GIVEN TEXT:
____

A hacker group has breached several FBI-affiliated websites and uploaded their contents to the web, including dozens of files containing the...
A hacker group has breached several FBI-affiliated websites and uploaded their contents to the web, including dozens of files containing the personal information of thousands of federal agents and law enforcement officers, TechCrunch has learned.
The hackers breached three sites associated with the FBI National Academy Association, a coalition of different chapters across the U.S. promoting federal and law enforcement leadership and training located at the FBI training academy in Quantico, VA. The hackers exploited flaws on at least three of the organization’s chapter websites — which we’re not naming — and downloaded the contents of each web server.
The hackers then put the data up for download on their own website, which we’re also not naming nor linking to given the sensitivity of the data.
The spreadsheets contained about 4,000 unique records after duplicates were removed, including member names, a mix of personal and government email addresses, job titles, phone numbers and their postal addresses. The FBINAA could not be reached for comment outside of business hours. If we hear back, we’ll update.
TechCrunch spoke to one of the hackers, who didn’t identify his or her name, through an encrypted chat late Friday.

____

ASSIGNMENT:
Rewrite the passage of the report on the FBI-affiliated website breach from "The spreadsheets contained" to "back, we’ll update.", putting "tables" in place of "spreadsheets".

GIVEN RECORDS:
____

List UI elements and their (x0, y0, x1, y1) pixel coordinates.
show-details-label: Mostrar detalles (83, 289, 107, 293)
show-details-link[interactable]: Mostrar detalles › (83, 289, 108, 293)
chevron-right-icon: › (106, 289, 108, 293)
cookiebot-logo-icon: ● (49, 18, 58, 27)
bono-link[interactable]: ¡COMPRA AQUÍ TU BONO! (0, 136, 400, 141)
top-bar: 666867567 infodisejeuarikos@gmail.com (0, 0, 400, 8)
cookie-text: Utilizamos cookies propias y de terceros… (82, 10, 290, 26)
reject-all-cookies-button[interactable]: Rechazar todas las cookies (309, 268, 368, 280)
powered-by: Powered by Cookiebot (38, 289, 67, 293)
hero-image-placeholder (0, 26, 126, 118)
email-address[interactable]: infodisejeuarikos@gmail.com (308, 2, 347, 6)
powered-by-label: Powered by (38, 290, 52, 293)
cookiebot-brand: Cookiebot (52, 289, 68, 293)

____

TASK RESPONSE:
The tables contained about 4,000 unique records after duplicates were removed, including member names, a mix of personal and government email addresses, job titles, phone numbers and their postal addresses. The FBINAA could not be reached for comment outside of business hours. If we hear back, we’ll update.